[Figure collection entries]
────────────────────
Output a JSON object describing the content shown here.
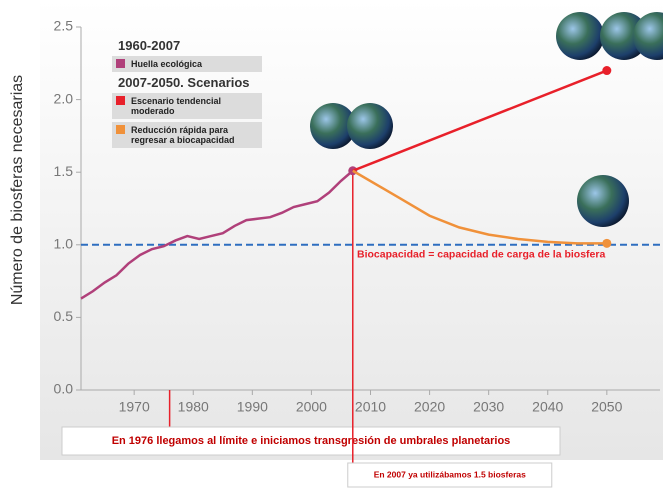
{
  "chart_data": {
    "type": "line",
    "y_label": "Número de biosferas necesarias",
    "xlim": [
      1961,
      2059
    ],
    "ylim": [
      0,
      2.5
    ],
    "xticks": [
      1970,
      1980,
      1990,
      2000,
      2010,
      2020,
      2030,
      2040,
      2050
    ],
    "yticks": [
      {
        "value": 0,
        "label": "0.0"
      },
      0.5,
      {
        "value": 1,
        "label": "1.0"
      },
      1.5,
      {
        "value": 2,
        "label": "2.0"
      },
      2.5
    ],
    "legend_headings": [
      "1960-2007",
      "2007-2050. Scenarios"
    ],
    "series": [
      {
        "name": "Huella ecológica",
        "color": "#b0407a",
        "x": [
          1961,
          1963,
          1965,
          1967,
          1969,
          1971,
          1973,
          1975,
          1977,
          1979,
          1981,
          1983,
          1985,
          1987,
          1989,
          1991,
          1993,
          1995,
          1997,
          1999,
          2001,
          2003,
          2005,
          2007
        ],
        "values": [
          0.63,
          0.68,
          0.74,
          0.79,
          0.87,
          0.93,
          0.97,
          0.99,
          1.03,
          1.06,
          1.04,
          1.06,
          1.08,
          1.13,
          1.17,
          1.18,
          1.19,
          1.22,
          1.26,
          1.28,
          1.3,
          1.36,
          1.44,
          1.51
        ]
      },
      {
        "name": "Escenario tendencial moderado",
        "color": "#e8202a",
        "x": [
          2007,
          2050
        ],
        "values": [
          1.51,
          2.2
        ]
      },
      {
        "name": "Reducción rápida para regresar a biocapacidad",
        "color": "#f0913a",
        "x": [
          2007,
          2015,
          2020,
          2025,
          2030,
          2035,
          2040,
          2045,
          2050
        ],
        "values": [
          1.51,
          1.32,
          1.2,
          1.12,
          1.07,
          1.04,
          1.02,
          1.01,
          1.01
        ]
      }
    ],
    "reference_line": {
      "value": 1,
      "color": "#2e6ec0",
      "label": "Biocapacidad = capacidad de carga de la biosfera"
    },
    "annotations": [
      {
        "x": 1976,
        "text": "En 1976 llegamos al límite e iniciamos transgresión de umbrales planetarios"
      },
      {
        "x": 2007,
        "text": "En 2007 ya utilizábamos 1.5 biosferas"
      }
    ]
  }
}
────────────────────
▸ **Task objective**
Find each line holding the string "text" and copy it out.

▸ **Complete response**
        "text": "En 1976 llegamos al límite e iniciamos transgresión de umbrales planetarios"
        "text": "En 2007 ya utilizábamos 1.5 biosferas"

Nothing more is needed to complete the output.